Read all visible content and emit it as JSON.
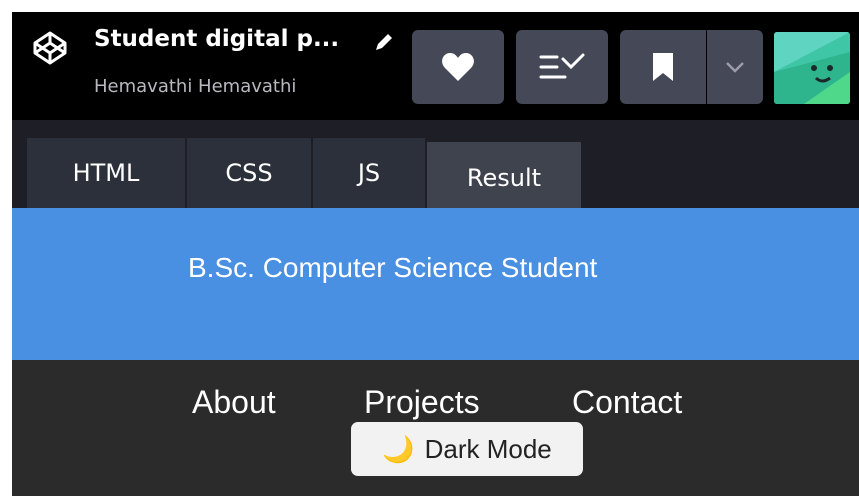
{
  "pen": {
    "title": "Student digital p...",
    "author": "Hemavathi Hemavathi"
  },
  "header_buttons": {
    "like": "heart-icon",
    "collections": "list-check-icon",
    "bookmark": "bookmark-icon",
    "bookmark_more": "chevron-down-icon"
  },
  "tabs": [
    {
      "label": "HTML"
    },
    {
      "label": "CSS"
    },
    {
      "label": "JS"
    },
    {
      "label": "Result",
      "active": true
    }
  ],
  "preview": {
    "banner_text": "B.Sc. Computer Science Student",
    "nav": [
      "About",
      "Projects",
      "Contact"
    ],
    "dark_mode_button": {
      "icon": "🌙",
      "label": "Dark Mode"
    }
  },
  "colors": {
    "banner": "#4a90e2",
    "header_bg": "#000000",
    "button_bg": "#444857",
    "active_tab": "#3f434e"
  }
}
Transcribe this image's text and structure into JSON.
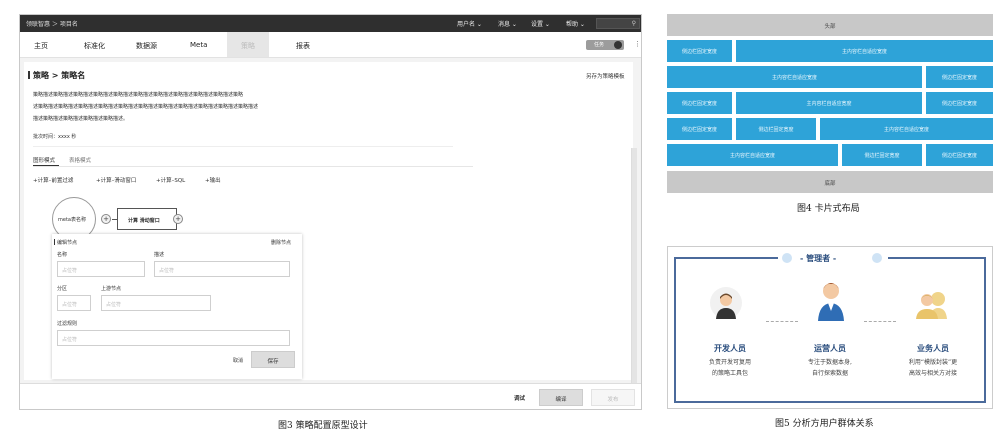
{
  "fig3": {
    "caption": "图3 策略配置原型设计",
    "topbar": {
      "brand": "领联智惠  ＞ 项目名",
      "menus": [
        "用户名 ⌄",
        "消息 ⌄",
        "设置 ⌄",
        "帮助 ⌄"
      ]
    },
    "nav": {
      "items": [
        "主页",
        "标准化",
        "数据源",
        "Meta",
        "策略",
        "报表"
      ],
      "active_index": 4,
      "pill_label": "任务",
      "more_icon": "⋮"
    },
    "page": {
      "title": "策略 > 策略名",
      "save_template": "另存为策略模板",
      "description": [
        "策略描述策略描述策略描述策略描述策略描述策略描述策略描述策略描述策略描述策略描述策略",
        "述策略描述策略描述策略描述策略描述策略描述策略描述策略描述策略描述策略描述策略描述策略描述",
        "描述策略描述策略描述策略描述策略描述。"
      ],
      "batch_time": "批次时间：xxxx 秒",
      "tabs": [
        "图形模式",
        "表格模式"
      ],
      "actions": [
        "+计算–前置过滤",
        "+计算–滑动窗口",
        "+计算–SQL",
        "+输出"
      ],
      "node_meta": "meta表名称",
      "node_calc": "计算 滑动窗口",
      "edit_node": "编辑节点",
      "delete_node": "删除节点",
      "fields": {
        "name_label": "名称",
        "desc_label": "描述",
        "partition_label": "分区",
        "upstream_label": "上游节点",
        "filter_label": "过滤规则",
        "placeholder": "占位符"
      },
      "cancel": "取消",
      "save": "保存",
      "debug": "调试",
      "compile": "编译",
      "publish": "发布"
    }
  },
  "fig4": {
    "caption": "图4 卡片式布局",
    "header": "头部",
    "footer": "底部",
    "fixed": "侧边栏固定宽度",
    "adaptive": "主内容栏自适应宽度"
  },
  "fig5": {
    "caption": "图5 分析方用户群体关系",
    "manager": "- 管理者 -",
    "roles": [
      {
        "name": "开发人员",
        "desc1": "负责开发可复用",
        "desc2": "的策略工具包"
      },
      {
        "name": "运营人员",
        "desc1": "专注于数据本身,",
        "desc2": "自行探索数据"
      },
      {
        "name": "业务人员",
        "desc1": "利用“模版封装”更",
        "desc2": "高效与相关方对接"
      }
    ],
    "colors": {
      "accent": "#2ea3d8",
      "frame": "#4b6a9b"
    }
  }
}
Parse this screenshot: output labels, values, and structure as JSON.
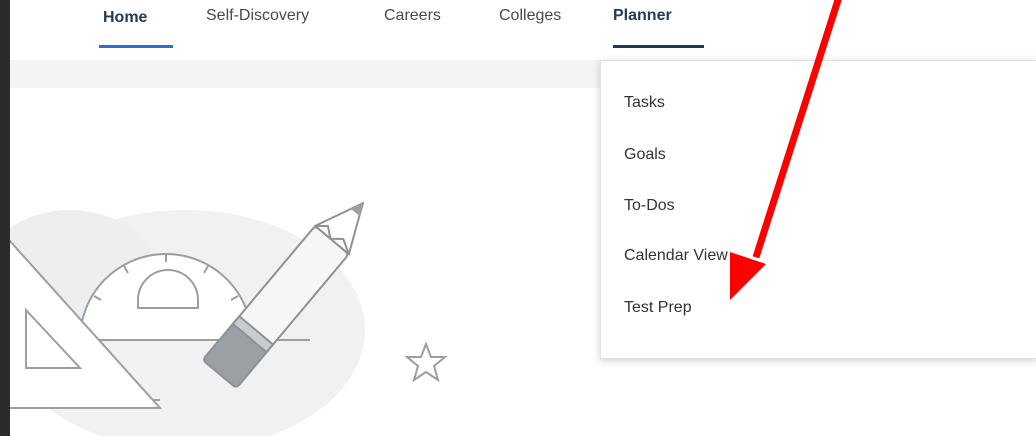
{
  "nav": {
    "tabs": [
      {
        "label": "Home",
        "active_underline": true
      },
      {
        "label": "Self-Discovery"
      },
      {
        "label": "Careers"
      },
      {
        "label": "Colleges"
      },
      {
        "label": "Planner",
        "open": true
      }
    ],
    "home_underline_color": "#2f6fc9",
    "planner_underline_color": "#1b3a5c"
  },
  "planner_menu": {
    "items": [
      {
        "label": "Tasks"
      },
      {
        "label": "Goals"
      },
      {
        "label": "To-Dos"
      },
      {
        "label": "Calendar View"
      },
      {
        "label": "Test Prep"
      }
    ]
  },
  "annotation": {
    "arrow_color": "#ff0000",
    "points_to": "Test Prep"
  },
  "icons": {
    "illustration": "drafting-tools-illustration",
    "star": "star-outline-icon"
  }
}
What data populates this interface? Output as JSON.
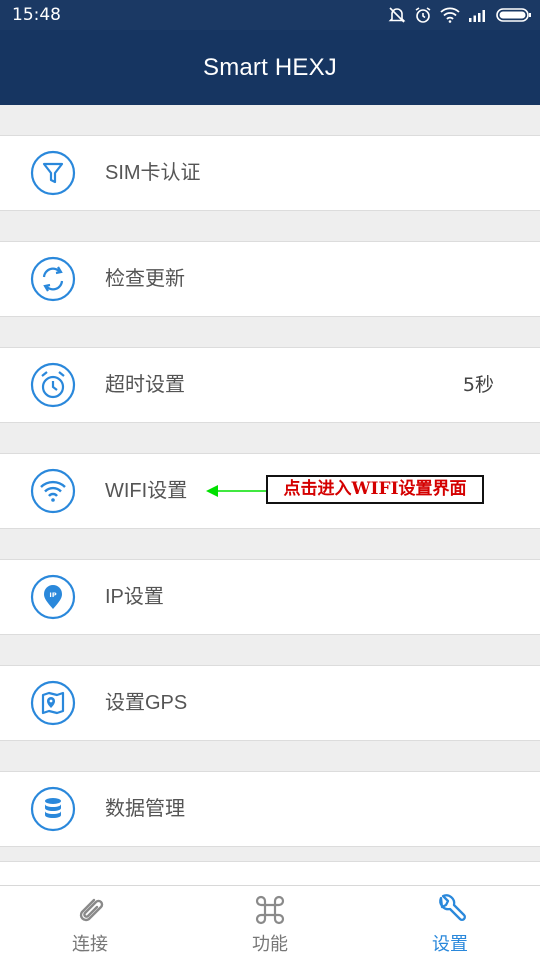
{
  "status_bar": {
    "time": "15:48"
  },
  "app_bar": {
    "title": "Smart HEXJ"
  },
  "settings": {
    "items": [
      {
        "label": "SIM卡认证",
        "icon": "filter-icon"
      },
      {
        "label": "检查更新",
        "icon": "refresh-icon"
      },
      {
        "label": "超时设置",
        "value": "5秒",
        "icon": "alarm-clock-icon"
      },
      {
        "label": "WIFI设置",
        "icon": "wifi-icon"
      },
      {
        "label": "IP设置",
        "icon": "ip-location-icon"
      },
      {
        "label": "设置GPS",
        "icon": "map-pin-icon"
      },
      {
        "label": "数据管理",
        "icon": "database-icon"
      }
    ]
  },
  "annotation": {
    "text": "点击进入WIFI设置界面",
    "arrow_color": "#00e000",
    "text_color": "#d40000"
  },
  "tab_bar": {
    "tabs": [
      {
        "label": "连接",
        "icon": "paperclip-icon",
        "active": false
      },
      {
        "label": "功能",
        "icon": "command-icon",
        "active": false
      },
      {
        "label": "设置",
        "icon": "wrench-icon",
        "active": true
      }
    ]
  },
  "colors": {
    "header": "#163561",
    "accent": "#2a88db",
    "background": "#eeeeee"
  }
}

▶ EXERCISE AIM
Pictures in the records above are not copied; print everything else exactly.

▶ EXERCISE OUTPUT
Read all visible content and emit it as JSON.
{
  "pen": {
    "title": "Student digital p...",
    "author": "Hemavathi Hemavathi"
  },
  "header_buttons": {
    "like": "heart-icon",
    "collections": "list-check-icon",
    "bookmark": "bookmark-icon",
    "bookmark_more": "chevron-down-icon"
  },
  "tabs": [
    {
      "label": "HTML"
    },
    {
      "label": "CSS"
    },
    {
      "label": "JS"
    },
    {
      "label": "Result",
      "active": true
    }
  ],
  "preview": {
    "banner_text": "B.Sc. Computer Science Student",
    "nav": [
      "About",
      "Projects",
      "Contact"
    ],
    "dark_mode_button": {
      "icon": "🌙",
      "label": "Dark Mode"
    }
  },
  "colors": {
    "banner": "#4a90e2",
    "header_bg": "#000000",
    "button_bg": "#444857",
    "active_tab": "#3f434e"
  }
}
Transcribe this image's text and structure into JSON.
{
  "fig3": {
    "caption": "图3 策略配置原型设计",
    "topbar": {
      "brand": "领联智惠  ＞ 项目名",
      "menus": [
        "用户名 ⌄",
        "消息 ⌄",
        "设置 ⌄",
        "帮助 ⌄"
      ]
    },
    "nav": {
      "items": [
        "主页",
        "标准化",
        "数据源",
        "Meta",
        "策略",
        "报表"
      ],
      "active_index": 4,
      "pill_label": "任务",
      "more_icon": "⋮"
    },
    "page": {
      "title": "策略 > 策略名",
      "save_template": "另存为策略模板",
      "description": [
        "策略描述策略描述策略描述策略描述策略描述策略描述策略描述策略描述策略描述策略描述策略",
        "述策略描述策略描述策略描述策略描述策略描述策略描述策略描述策略描述策略描述策略描述策略描述",
        "描述策略描述策略描述策略描述策略描述。"
      ],
      "batch_time": "批次时间：xxxx 秒",
      "tabs": [
        "图形模式",
        "表格模式"
      ],
      "actions": [
        "+计算–前置过滤",
        "+计算–滑动窗口",
        "+计算–SQL",
        "+输出"
      ],
      "node_meta": "meta表名称",
      "node_calc": "计算 滑动窗口",
      "edit_node": "编辑节点",
      "delete_node": "删除节点",
      "fields": {
        "name_label": "名称",
        "desc_label": "描述",
        "partition_label": "分区",
        "upstream_label": "上游节点",
        "filter_label": "过滤规则",
        "placeholder": "占位符"
      },
      "cancel": "取消",
      "save": "保存",
      "debug": "调试",
      "compile": "编译",
      "publish": "发布"
    }
  },
  "fig4": {
    "caption": "图4 卡片式布局",
    "header": "头部",
    "footer": "底部",
    "fixed": "侧边栏固定宽度",
    "adaptive": "主内容栏自适应宽度"
  },
  "fig5": {
    "caption": "图5 分析方用户群体关系",
    "manager": "- 管理者 -",
    "roles": [
      {
        "name": "开发人员",
        "desc1": "负责开发可复用",
        "desc2": "的策略工具包"
      },
      {
        "name": "运营人员",
        "desc1": "专注于数据本身,",
        "desc2": "自行探索数据"
      },
      {
        "name": "业务人员",
        "desc1": "利用“模版封装”更",
        "desc2": "高效与相关方对接"
      }
    ],
    "colors": {
      "accent": "#2ea3d8",
      "frame": "#4b6a9b"
    }
  }
}
Parse this screenshot: output labels, values, and structure as JSON.
{
  "nav": {
    "tabs": [
      {
        "label": "Home",
        "active_underline": true
      },
      {
        "label": "Self-Discovery"
      },
      {
        "label": "Careers"
      },
      {
        "label": "Colleges"
      },
      {
        "label": "Planner",
        "open": true
      }
    ],
    "home_underline_color": "#2f6fc9",
    "planner_underline_color": "#1b3a5c"
  },
  "planner_menu": {
    "items": [
      {
        "label": "Tasks"
      },
      {
        "label": "Goals"
      },
      {
        "label": "To-Dos"
      },
      {
        "label": "Calendar View"
      },
      {
        "label": "Test Prep"
      }
    ]
  },
  "annotation": {
    "arrow_color": "#ff0000",
    "points_to": "Test Prep"
  },
  "icons": {
    "illustration": "drafting-tools-illustration",
    "star": "star-outline-icon"
  }
}
What data populates this interface? Output as JSON.
{
  "status_bar": {
    "time": "15:48"
  },
  "app_bar": {
    "title": "Smart HEXJ"
  },
  "settings": {
    "items": [
      {
        "label": "SIM卡认证",
        "icon": "filter-icon"
      },
      {
        "label": "检查更新",
        "icon": "refresh-icon"
      },
      {
        "label": "超时设置",
        "value": "5秒",
        "icon": "alarm-clock-icon"
      },
      {
        "label": "WIFI设置",
        "icon": "wifi-icon"
      },
      {
        "label": "IP设置",
        "icon": "ip-location-icon"
      },
      {
        "label": "设置GPS",
        "icon": "map-pin-icon"
      },
      {
        "label": "数据管理",
        "icon": "database-icon"
      }
    ]
  },
  "annotation": {
    "text": "点击进入WIFI设置界面",
    "arrow_color": "#00e000",
    "text_color": "#d40000"
  },
  "tab_bar": {
    "tabs": [
      {
        "label": "连接",
        "icon": "paperclip-icon",
        "active": false
      },
      {
        "label": "功能",
        "icon": "command-icon",
        "active": false
      },
      {
        "label": "设置",
        "icon": "wrench-icon",
        "active": true
      }
    ]
  },
  "colors": {
    "header": "#163561",
    "accent": "#2a88db",
    "background": "#eeeeee"
  }
}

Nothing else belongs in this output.